┌──

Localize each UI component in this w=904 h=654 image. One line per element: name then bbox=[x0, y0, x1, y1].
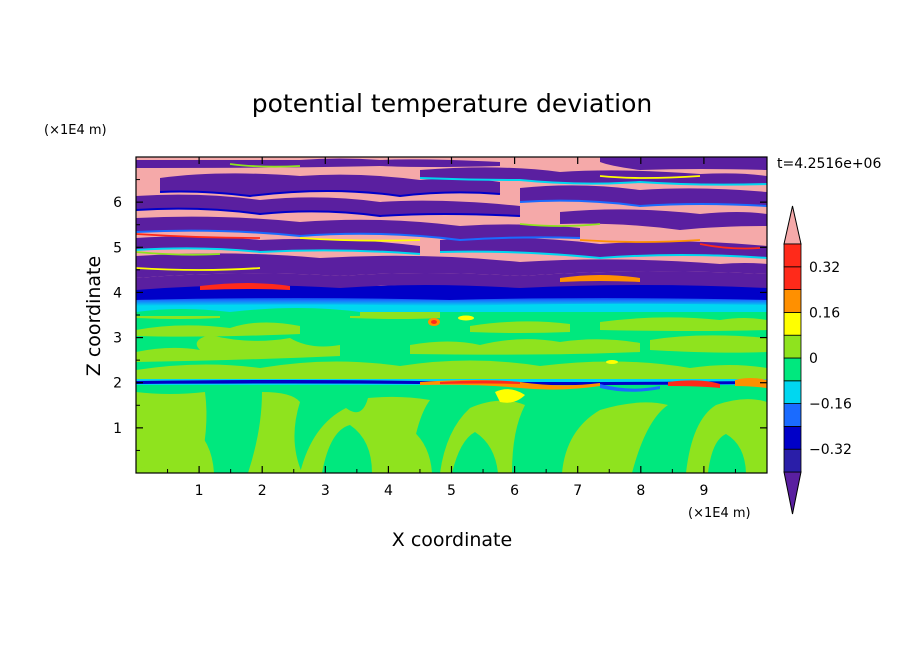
y-tick-label: 3 bbox=[113, 331, 122, 347]
colorbar-tick-label: −0.32 bbox=[809, 442, 852, 458]
x-axis-ticks: 1 2 3 4 5 6 7 8 9 bbox=[167, 157, 736, 499]
colorbar-tick-label: 0 bbox=[809, 351, 818, 367]
y-tick-label: 4 bbox=[113, 285, 122, 301]
x-tick-label: 7 bbox=[573, 483, 582, 499]
x-tick-label: 6 bbox=[510, 483, 519, 499]
colorbar-extend-low bbox=[783, 471, 802, 515]
y-tick-label: 1 bbox=[113, 421, 122, 437]
x-tick-label: 2 bbox=[258, 483, 267, 499]
x-axis-title: X coordinate bbox=[392, 529, 512, 551]
chart-title: potential temperature deviation bbox=[252, 89, 652, 118]
contour-field bbox=[136, 157, 767, 473]
x-tick-label: 9 bbox=[699, 483, 708, 499]
y-unit-label: (×1E4 m) bbox=[44, 123, 107, 138]
x-tick-label: 3 bbox=[321, 483, 330, 499]
x-tick-label: 5 bbox=[447, 483, 456, 499]
colorbar-tick-label: 0.16 bbox=[809, 305, 840, 321]
colorbar-extend-high bbox=[783, 205, 802, 245]
time-label: t=4.2516e+06 bbox=[777, 156, 881, 172]
colorbar-segment bbox=[783, 243, 802, 268]
colorbar-segment bbox=[783, 289, 802, 313]
colorbar-segment bbox=[783, 266, 802, 290]
x-unit-label: (×1E4 m) bbox=[688, 506, 751, 521]
colorbar-segment bbox=[783, 425, 802, 450]
colorbar-segment bbox=[783, 380, 802, 404]
y-tick-label: 5 bbox=[113, 240, 122, 256]
colorbar-tick-label: −0.16 bbox=[809, 397, 852, 413]
colorbar-tick-label: 0.32 bbox=[809, 260, 840, 276]
colorbar: 0.32 0.16 0 −0.16 −0.32 bbox=[783, 205, 852, 515]
y-axis-title: Z coordinate bbox=[83, 256, 105, 376]
colorbar-segment bbox=[783, 334, 802, 359]
colorbar-segment bbox=[783, 403, 802, 427]
y-axis-ticks: 1 2 3 4 5 6 bbox=[113, 179, 767, 451]
colorbar-segment bbox=[783, 448, 802, 473]
colorbar-segment bbox=[783, 357, 802, 382]
y-tick-label: 2 bbox=[113, 376, 122, 392]
y-tick-label: 6 bbox=[113, 195, 122, 211]
colorbar-segment bbox=[783, 311, 802, 336]
x-tick-label: 8 bbox=[636, 483, 645, 499]
x-tick-label: 1 bbox=[195, 483, 204, 499]
x-tick-label: 4 bbox=[384, 483, 393, 499]
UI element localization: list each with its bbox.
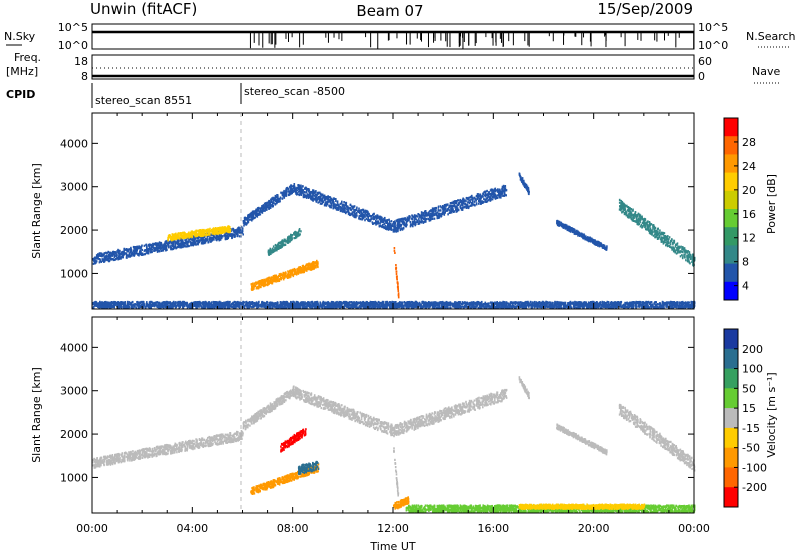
station-title: Unwin (fitACF) [90,0,197,18]
colorbar-tick-label: 100 [742,363,763,376]
y-tick-label: 4000 [60,137,88,150]
colorbar-segment [724,264,738,283]
colorbar-tick-label: 8 [742,256,749,269]
colorbar-tick-label: -100 [742,461,767,474]
colorbar-segment [724,154,738,173]
colorbar-tick-label: -15 [742,422,760,435]
velocity-y-label: Slant Range [km] [30,367,43,463]
cpid-segment-1: stereo_scan -8500 [244,85,345,98]
colorbar-tick-label: 12 [742,232,756,245]
colorbar-segment [724,173,738,192]
scatter-region-13 [519,504,646,511]
colorbar-segment [724,118,738,137]
y-tick-label: 3000 [60,385,88,398]
x-axis: 00:00 04:00 08:00 12:00 16:00 20:00 00:00 [76,522,710,535]
colorbar-segment [724,369,738,389]
colorbar-segment [724,349,738,369]
colorbar-tick-label: 20 [742,184,756,197]
x-tick-label: 20:00 [578,522,610,535]
colorbar-tick-label: 15 [742,402,756,415]
colorbar-segment [724,136,738,155]
power-colorbar-label: Power [dB] [765,174,778,234]
x-tick-label: 00:00 [76,522,108,535]
nave-label: Nave [752,65,780,78]
freq-tick-top: 18 [74,55,88,68]
x-tick-label: 08:00 [277,522,309,535]
colorbar-tick-label: 200 [742,343,763,356]
x-tick-label: 00:00 [678,522,710,535]
colorbar-segment [724,467,738,487]
nsky-tick-bottom: 10^0 [58,39,88,52]
colorbar-tick-label: 28 [742,136,756,149]
colorbar-segment [724,388,738,408]
freq-tick-bottom: 8 [81,70,88,83]
cpid-row: CPID stereo_scan 8551 stereo_scan -8500 [6,83,345,108]
y-tick-label: 4000 [60,341,88,354]
velocity-panel: 1000 2000 3000 4000 Slant Range [km] [30,317,696,514]
colorbar-segment [724,448,738,468]
cpid-segment-0: stereo_scan 8551 [95,94,192,107]
x-axis-label: Time UT [369,540,415,553]
colorbar-segment [724,227,738,246]
scatter-region-11 [92,301,695,309]
x-tick-label: 16:00 [477,522,509,535]
colorbar-segment [724,329,738,349]
beam-title: Beam 07 [356,2,423,20]
y-tick-label: 3000 [60,181,88,194]
colorbar-tick-label: 50 [742,382,756,395]
colorbar-tick-label: -200 [742,481,767,494]
y-tick-label: 2000 [60,224,88,237]
nsky-panel: N.Sky 10^5 10^0 10^5 10^0 N.Search [4,21,796,52]
date-title: 15/Sep/2009 [597,0,693,18]
colorbar-segment [724,408,738,428]
colorbar-segment [724,191,738,210]
nsky-label: N.Sky [4,30,36,43]
colorbar-segment [724,209,738,228]
freq-label: Freq. [14,51,41,64]
colorbar-tick-label: 4 [742,280,749,293]
colorbar-segment [724,428,738,448]
nsky-tick-top: 10^5 [58,21,88,34]
nsearch-tick-top: 10^5 [698,21,728,34]
velocity-colorbar-label: Velocity [m s⁻¹] [765,372,778,457]
cpid-label: CPID [6,88,35,101]
colorbar-segment [724,282,738,301]
velocity-colorbar: 200 100 50 15 -15 -50 -100 -200 [724,329,767,508]
power-y-label: Slant Range [km] [30,163,43,259]
colorbar-tick-label: 16 [742,208,756,221]
colorbar-tick-label: 24 [742,160,756,173]
freq-panel: Freq. [MHz] 18 8 60 0 Nave [6,51,780,83]
y-tick-label: 2000 [60,428,88,441]
freq-unit-label: [MHz] [6,65,38,78]
nsearch-tick-bottom: 10^0 [698,39,728,52]
x-tick-label: 04:00 [176,522,208,535]
colorbar-segment [724,487,738,507]
y-tick-label: 1000 [60,267,88,280]
nave-tick-top: 60 [698,55,712,68]
x-tick-label: 12:00 [377,522,409,535]
power-panel: 1000 2000 3000 4000 Slant Range [km] [30,113,696,309]
y-tick-label: 1000 [60,471,88,484]
power-colorbar: 28 24 20 16 12 8 4 [724,118,756,301]
colorbar-tick-label: -50 [742,442,760,455]
nsearch-trace [250,32,693,49]
nsearch-label: N.Search [746,30,796,43]
nave-tick-bottom: 0 [698,70,705,83]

└──

__THE TASK__
Rewrite every row above with each instance of "colorbar-segment" changed to "colorbar-band", leaving all other text unchanged and omitting the picture lines.

__EXERCISE RESULT__
Localize each UI component in this w=904 h=654 image. One line per element: name then bbox=[x0, y0, x1, y1].
y-tick-label: 3 bbox=[113, 331, 122, 347]
colorbar-tick-label: −0.32 bbox=[809, 442, 852, 458]
x-axis-ticks: 1 2 3 4 5 6 7 8 9 bbox=[167, 157, 736, 499]
colorbar-tick-label: 0 bbox=[809, 351, 818, 367]
y-tick-label: 4 bbox=[113, 285, 122, 301]
x-tick-label: 7 bbox=[573, 483, 582, 499]
x-tick-label: 6 bbox=[510, 483, 519, 499]
colorbar-extend-low bbox=[783, 471, 802, 515]
y-tick-label: 1 bbox=[113, 421, 122, 437]
x-tick-label: 2 bbox=[258, 483, 267, 499]
x-axis-title: X coordinate bbox=[392, 529, 512, 551]
chart-title: potential temperature deviation bbox=[252, 89, 652, 118]
contour-field bbox=[136, 157, 767, 473]
x-tick-label: 9 bbox=[699, 483, 708, 499]
y-unit-label: (×1E4 m) bbox=[44, 123, 107, 138]
x-tick-label: 3 bbox=[321, 483, 330, 499]
x-tick-label: 5 bbox=[447, 483, 456, 499]
colorbar-tick-label: 0.16 bbox=[809, 305, 840, 321]
colorbar-extend-high bbox=[783, 205, 802, 245]
time-label: t=4.2516e+06 bbox=[777, 156, 881, 172]
colorbar-band bbox=[783, 243, 802, 268]
colorbar-band bbox=[783, 289, 802, 313]
colorbar-band bbox=[783, 266, 802, 290]
x-unit-label: (×1E4 m) bbox=[688, 506, 751, 521]
colorbar-band bbox=[783, 425, 802, 450]
colorbar-band bbox=[783, 380, 802, 404]
y-tick-label: 5 bbox=[113, 240, 122, 256]
colorbar-tick-label: −0.16 bbox=[809, 397, 852, 413]
colorbar-tick-label: 0.32 bbox=[809, 260, 840, 276]
colorbar: 0.32 0.16 0 −0.16 −0.32 bbox=[783, 205, 852, 515]
y-axis-title: Z coordinate bbox=[83, 256, 105, 376]
colorbar-band bbox=[783, 334, 802, 359]
colorbar-band bbox=[783, 403, 802, 427]
y-axis-ticks: 1 2 3 4 5 6 bbox=[113, 179, 767, 451]
colorbar-band bbox=[783, 448, 802, 473]
colorbar-band bbox=[783, 357, 802, 382]
y-tick-label: 2 bbox=[113, 376, 122, 392]
y-tick-label: 6 bbox=[113, 195, 122, 211]
colorbar-band bbox=[783, 311, 802, 336]
x-tick-label: 8 bbox=[636, 483, 645, 499]
x-tick-label: 1 bbox=[195, 483, 204, 499]
x-tick-label: 4 bbox=[384, 483, 393, 499]
UI element localization: list each with its bbox.
station-title: Unwin (fitACF) [90,0,197,18]
colorbar-tick-label: 100 [742,363,763,376]
y-tick-label: 4000 [60,137,88,150]
colorbar-band [724,264,738,283]
colorbar-tick-label: 8 [742,256,749,269]
colorbar-tick-label: -100 [742,461,767,474]
colorbar-band [724,154,738,173]
colorbar-tick-label: -15 [742,422,760,435]
velocity-y-label: Slant Range [km] [30,367,43,463]
cpid-segment-1: stereo_scan -8500 [244,85,345,98]
colorbar-tick-label: 12 [742,232,756,245]
colorbar-band [724,173,738,192]
scatter-region-13 [519,504,646,511]
colorbar-band [724,118,738,137]
y-tick-label: 3000 [60,385,88,398]
x-axis: 00:00 04:00 08:00 12:00 16:00 20:00 00:00 [76,522,710,535]
colorbar-band [724,369,738,389]
colorbar-band [724,349,738,369]
colorbar-tick-label: 20 [742,184,756,197]
x-tick-label: 20:00 [578,522,610,535]
colorbar-tick-label: 15 [742,402,756,415]
colorbar-band [724,136,738,155]
power-colorbar-label: Power [dB] [765,174,778,234]
x-tick-label: 00:00 [76,522,108,535]
nave-label: Nave [752,65,780,78]
freq-tick-top: 18 [74,55,88,68]
x-tick-label: 08:00 [277,522,309,535]
colorbar-tick-label: 200 [742,343,763,356]
x-tick-label: 00:00 [678,522,710,535]
colorbar-band [724,467,738,487]
nsky-tick-bottom: 10^0 [58,39,88,52]
colorbar-tick-label: 28 [742,136,756,149]
colorbar-band [724,388,738,408]
freq-tick-bottom: 8 [81,70,88,83]
cpid-row: CPID stereo_scan 8551 stereo_scan -8500 [6,83,345,108]
y-tick-label: 4000 [60,341,88,354]
velocity-panel: 1000 2000 3000 4000 Slant Range [km] [30,317,696,514]
colorbar-band [724,448,738,468]
cpid-segment-0: stereo_scan 8551 [95,94,192,107]
x-axis-label: Time UT [369,540,415,553]
colorbar-band [724,227,738,246]
scatter-region-11 [92,301,695,309]
x-tick-label: 16:00 [477,522,509,535]
colorbar-band [724,329,738,349]
beam-title: Beam 07 [356,2,423,20]
y-tick-label: 3000 [60,181,88,194]
colorbar-tick-label: 50 [742,382,756,395]
colorbar-tick-label: -200 [742,481,767,494]
y-tick-label: 2000 [60,224,88,237]
nsky-panel: N.Sky 10^5 10^0 10^5 10^0 N.Search [4,21,796,52]
date-title: 15/Sep/2009 [597,0,693,18]
colorbar-band [724,408,738,428]
colorbar-band [724,191,738,210]
nsky-label: N.Sky [4,30,36,43]
colorbar-band [724,209,738,228]
freq-label: Freq. [14,51,41,64]
colorbar-tick-label: 4 [742,280,749,293]
colorbar-band [724,428,738,448]
nsky-tick-top: 10^5 [58,21,88,34]
nsearch-tick-top: 10^5 [698,21,728,34]
velocity-colorbar-label: Velocity [m s⁻¹] [765,372,778,457]
cpid-label: CPID [6,88,35,101]
colorbar-band [724,282,738,301]
velocity-colorbar: 200 100 50 15 -15 -50 -100 -200 [724,329,767,508]
power-y-label: Slant Range [km] [30,163,43,259]
colorbar-tick-label: 16 [742,208,756,221]
colorbar-tick-label: 24 [742,160,756,173]
freq-panel: Freq. [MHz] 18 8 60 0 Nave [6,51,780,83]
y-tick-label: 2000 [60,428,88,441]
freq-unit-label: [MHz] [6,65,38,78]
nsearch-tick-bottom: 10^0 [698,39,728,52]
x-tick-label: 04:00 [176,522,208,535]
colorbar-band [724,487,738,507]
y-tick-label: 1000 [60,267,88,280]
nave-tick-top: 60 [698,55,712,68]
x-tick-label: 12:00 [377,522,409,535]
power-panel: 1000 2000 3000 4000 Slant Range [km] [30,113,696,309]
y-tick-label: 1000 [60,471,88,484]
power-colorbar: 28 24 20 16 12 8 4 [724,118,756,301]
colorbar-tick-label: -50 [742,442,760,455]
nsearch-trace [250,32,693,49]
nsearch-label: N.Search [746,30,796,43]
nave-tick-bottom: 0 [698,70,705,83]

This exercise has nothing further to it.